* Provided records:
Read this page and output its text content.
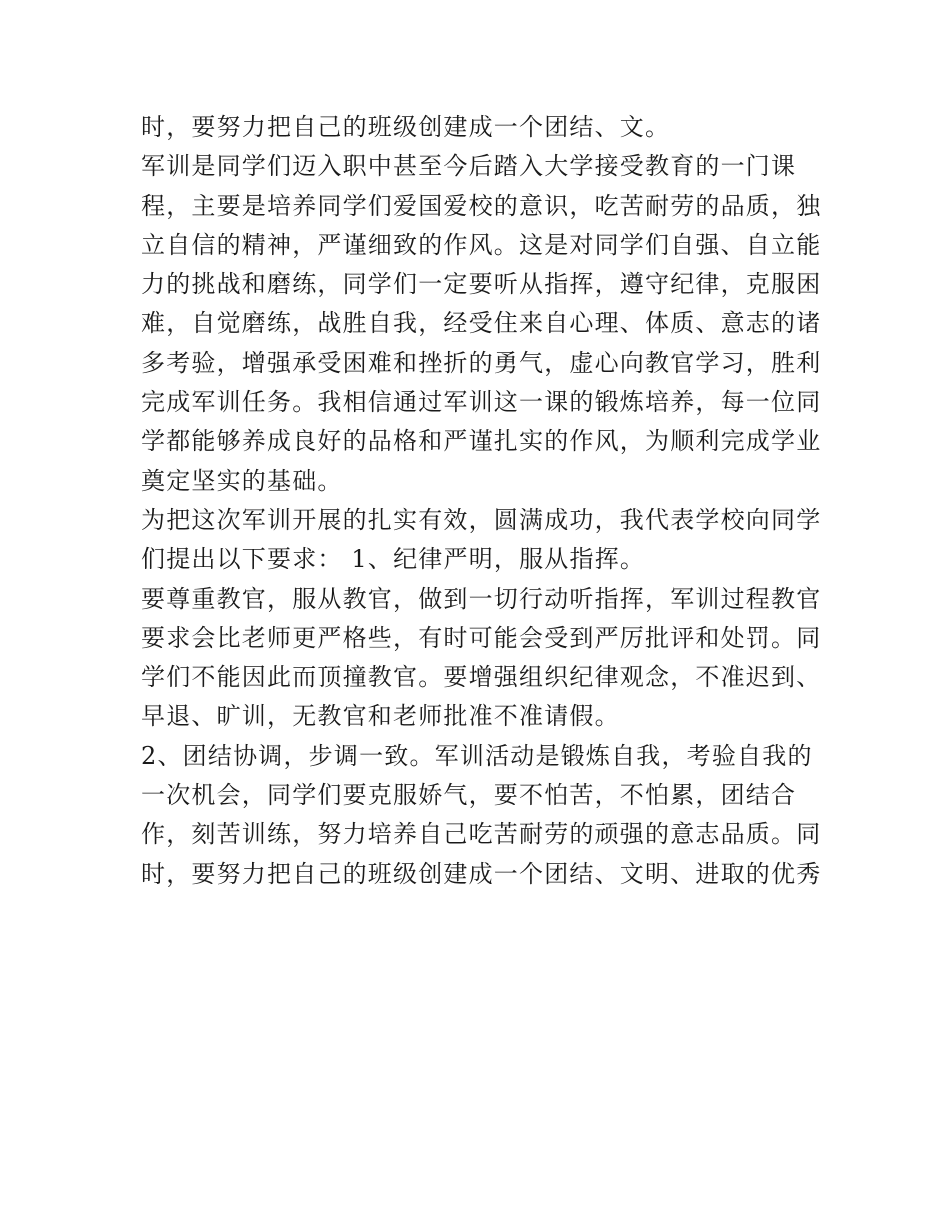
时，要努力把自己的班级创建成一个团结、文。
军训是同学们迈入职中甚至今后踏入大学接受教育的一门课
程，主要是培养同学们爱国爱校的意识，吃苦耐劳的品质，独
立自信的精神，严谨细致的作风。这是对同学们自强、自立能
力的挑战和磨练，同学们一定要听从指挥，遵守纪律，克服困
难，自觉磨练，战胜自我，经受住来自心理、体质、意志的诸
多考验，增强承受困难和挫折的勇气，虚心向教官学习，胜利
完成军训任务。我相信通过军训这一课的锻炼培养，每一位同
学都能够养成良好的品格和严谨扎实的作风，为顺利完成学业
奠定坚实的基础。
为把这次军训开展的扎实有效，圆满成功，我代表学校向同学
们提出以下要求： 1、纪律严明，服从指挥。
要尊重教官，服从教官，做到一切行动听指挥，军训过程教官
要求会比老师更严格些，有时可能会受到严厉批评和处罚。同
学们不能因此而顶撞教官。要增强组织纪律观念，不准迟到、
早退、旷训，无教官和老师批准不准请假。
2、团结协调，步调一致。军训活动是锻炼自我，考验自我的
一次机会，同学们要克服娇气，要不怕苦，不怕累，团结合
作，刻苦训练，努力培养自己吃苦耐劳的顽强的意志品质。同
时，要努力把自己的班级创建成一个团结、文明、进取的优秀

* What is needed: Images should not appear in the copy; retype the listing above exactly.

* Response to this task:
Read this page and output its text content.
时，要努力把自己的班级创建成一个团结、文。
军训是同学们迈入职中甚至今后踏入大学接受教育的一门课
程，主要是培养同学们爱国爱校的意识，吃苦耐劳的品质，独
立自信的精神，严谨细致的作风。这是对同学们自强、自立能
力的挑战和磨练，同学们一定要听从指挥，遵守纪律，克服困
难，自觉磨练，战胜自我，经受住来自心理、体质、意志的诸
多考验，增强承受困难和挫折的勇气，虚心向教官学习，胜利
完成军训任务。我相信通过军训这一课的锻炼培养，每一位同
学都能够养成良好的品格和严谨扎实的作风，为顺利完成学业
奠定坚实的基础。
为把这次军训开展的扎实有效，圆满成功，我代表学校向同学
们提出以下要求： 1、纪律严明，服从指挥。
要尊重教官，服从教官，做到一切行动听指挥，军训过程教官
要求会比老师更严格些，有时可能会受到严厉批评和处罚。同
学们不能因此而顶撞教官。要增强组织纪律观念，不准迟到、
早退、旷训，无教官和老师批准不准请假。
2、团结协调，步调一致。军训活动是锻炼自我，考验自我的
一次机会，同学们要克服娇气，要不怕苦，不怕累，团结合
作，刻苦训练，努力培养自己吃苦耐劳的顽强的意志品质。同
时，要努力把自己的班级创建成一个团结、文明、进取的优秀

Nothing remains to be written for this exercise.